[Records to process]

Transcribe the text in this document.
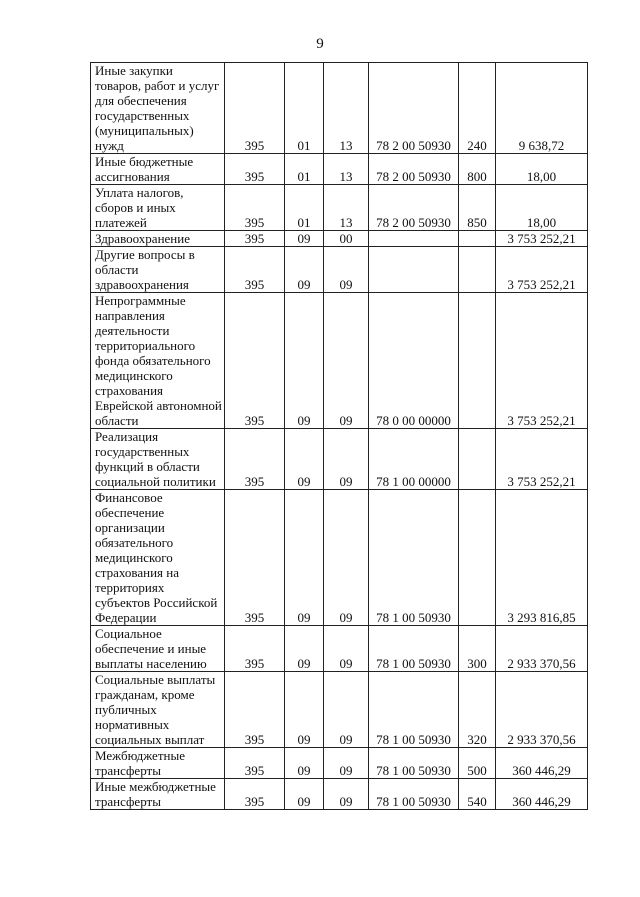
9
Иные закупки товаров, работ и услуг для обеспечения государственных (муниципальных) нужд	395	01	13	78 2 00 50930	240	9 638,72
Иные бюджетные ассигнования	395	01	13	78 2 00 50930	800	18,00
Уплата налогов, сборов и иных платежей	395	01	13	78 2 00 50930	850	18,00
Здравоохранение	395	09	00			3 753 252,21
Другие вопросы в области здравоохранения	395	09	09			3 753 252,21
Непрограммные направления деятельности территориального фонда обязательного медицинского страхования Еврейской автономной области	395	09	09	78 0 00 00000		3 753 252,21
Реализация государственных функций в области социальной политики	395	09	09	78 1 00 00000		3 753 252,21
Финансовое обеспечение организации обязательного медицинского страхования на территориях субъектов Российской Федерации	395	09	09	78 1 00 50930		3 293 816,85
Социальное обеспечение и иные выплаты населению	395	09	09	78 1 00 50930	300	2 933 370,56
Социальные выплаты гражданам, кроме публичных нормативных социальных выплат	395	09	09	78 1 00 50930	320	2 933 370,56
Межбюджетные трансферты	395	09	09	78 1 00 50930	500	360 446,29
Иные межбюджетные трансферты	395	09	09	78 1 00 50930	540	360 446,29
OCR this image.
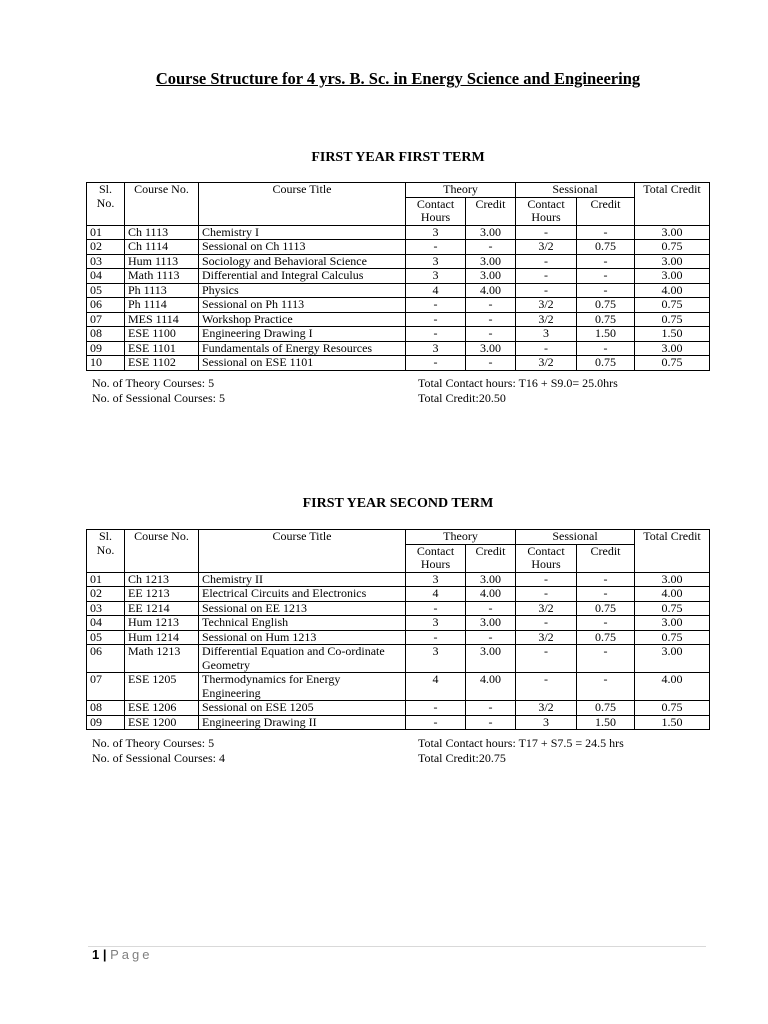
Course Structure for 4 yrs. B. Sc. in Energy Science and Engineering
FIRST YEAR FIRST TERM
Sl. No.	Course No.	Course Title	Theory		Sessional		Total Credit
			Contact Hours	Credit	Contact Hours	Credit	
01	Ch 1113	Chemistry I	3	3.00	-	-	3.00
02	Ch 1114	Sessional on Ch 1113	-	-	3/2	0.75	0.75
03	Hum 1113	Sociology and Behavioral Science	3	3.00	-	-	3.00
04	Math 1113	Differential and Integral Calculus	3	3.00	-	-	3.00
05	Ph 1113	Physics	4	4.00	-	-	4.00
06	Ph 1114	Sessional on Ph 1113	-	-	3/2	0.75	0.75
07	MES 1114	Workshop Practice	-	-	3/2	0.75	0.75
08	ESE 1100	Engineering Drawing I	-	-	3	1.50	1.50
09	ESE 1101	Fundamentals of Energy Resources	3	3.00	-	-	3.00
10	ESE 1102	Sessional on ESE 1101	-	-	3/2	0.75	0.75
No. of Theory Courses: 5	Total Contact hours: T16 + S9.0= 25.0hrs
No. of Sessional Courses: 5	Total Credit:20.50
FIRST YEAR SECOND TERM
Sl. No.	Course No.	Course Title	Theory		Sessional		Total Credit
			Contact Hours	Credit	Contact Hours	Credit	
01	Ch 1213	Chemistry II	3	3.00	-	-	3.00
02	EE 1213	Electrical Circuits and Electronics	4	4.00	-	-	4.00
03	EE 1214	Sessional on EE 1213	-	-	3/2	0.75	0.75
04	Hum 1213	Technical English	3	3.00	-	-	3.00
05	Hum 1214	Sessional on Hum 1213	-	-	3/2	0.75	0.75
06	Math 1213	Differential Equation and Co-ordinate Geometry	3	3.00	-	-	3.00
07	ESE 1205	Thermodynamics for Energy Engineering	4	4.00	-	-	4.00
08	ESE 1206	Sessional on ESE 1205	-	-	3/2	0.75	0.75
09	ESE 1200	Engineering Drawing II	-	-	3	1.50	1.50
No. of Theory Courses: 5	Total Contact hours: T17 + S7.5 = 24.5 hrs
No. of Sessional Courses: 4	Total Credit:20.75
1 | Page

[Instructions for the task] Nothing in the entries above should change when they are printed again, except that the pictures are dropped.

[Result below]
Transcribe the text in this document.
9
Иные закупки товаров, работ и услуг для обеспечения государственных (муниципальных) нужд	395	01	13	78 2 00 50930	240	9 638,72
Иные бюджетные ассигнования	395	01	13	78 2 00 50930	800	18,00
Уплата налогов, сборов и иных платежей	395	01	13	78 2 00 50930	850	18,00
Здравоохранение	395	09	00			3 753 252,21
Другие вопросы в области здравоохранения	395	09	09			3 753 252,21
Непрограммные направления деятельности территориального фонда обязательного медицинского страхования Еврейской автономной области	395	09	09	78 0 00 00000		3 753 252,21
Реализация государственных функций в области социальной политики	395	09	09	78 1 00 00000		3 753 252,21
Финансовое обеспечение организации обязательного медицинского страхования на территориях субъектов Российской Федерации	395	09	09	78 1 00 50930		3 293 816,85
Социальное обеспечение и иные выплаты населению	395	09	09	78 1 00 50930	300	2 933 370,56
Социальные выплаты гражданам, кроме публичных нормативных социальных выплат	395	09	09	78 1 00 50930	320	2 933 370,56
Межбюджетные трансферты	395	09	09	78 1 00 50930	500	360 446,29
Иные межбюджетные трансферты	395	09	09	78 1 00 50930	540	360 446,29
OCR this image.
Course Structure for 4 yrs. B. Sc. in Energy Science and Engineering
FIRST YEAR FIRST TERM
Sl. No.	Course No.	Course Title	Theory		Sessional		Total Credit
			Contact Hours	Credit	Contact Hours	Credit	
01	Ch 1113	Chemistry I	3	3.00	-	-	3.00
02	Ch 1114	Sessional on Ch 1113	-	-	3/2	0.75	0.75
03	Hum 1113	Sociology and Behavioral Science	3	3.00	-	-	3.00
04	Math 1113	Differential and Integral Calculus	3	3.00	-	-	3.00
05	Ph 1113	Physics	4	4.00	-	-	4.00
06	Ph 1114	Sessional on Ph 1113	-	-	3/2	0.75	0.75
07	MES 1114	Workshop Practice	-	-	3/2	0.75	0.75
08	ESE 1100	Engineering Drawing I	-	-	3	1.50	1.50
09	ESE 1101	Fundamentals of Energy Resources	3	3.00	-	-	3.00
10	ESE 1102	Sessional on ESE 1101	-	-	3/2	0.75	0.75
No. of Theory Courses: 5	Total Contact hours: T16 + S9.0= 25.0hrs
No. of Sessional Courses: 5	Total Credit:20.50
FIRST YEAR SECOND TERM
Sl. No.	Course No.	Course Title	Theory		Sessional		Total Credit
			Contact Hours	Credit	Contact Hours	Credit	
01	Ch 1213	Chemistry II	3	3.00	-	-	3.00
02	EE 1213	Electrical Circuits and Electronics	4	4.00	-	-	4.00
03	EE 1214	Sessional on EE 1213	-	-	3/2	0.75	0.75
04	Hum 1213	Technical English	3	3.00	-	-	3.00
05	Hum 1214	Sessional on Hum 1213	-	-	3/2	0.75	0.75
06	Math 1213	Differential Equation and Co-ordinate Geometry	3	3.00	-	-	3.00
07	ESE 1205	Thermodynamics for Energy Engineering	4	4.00	-	-	4.00
08	ESE 1206	Sessional on ESE 1205	-	-	3/2	0.75	0.75
09	ESE 1200	Engineering Drawing II	-	-	3	1.50	1.50
No. of Theory Courses: 5	Total Contact hours: T17 + S7.5 = 24.5 hrs
No. of Sessional Courses: 4	Total Credit:20.75
1 | Page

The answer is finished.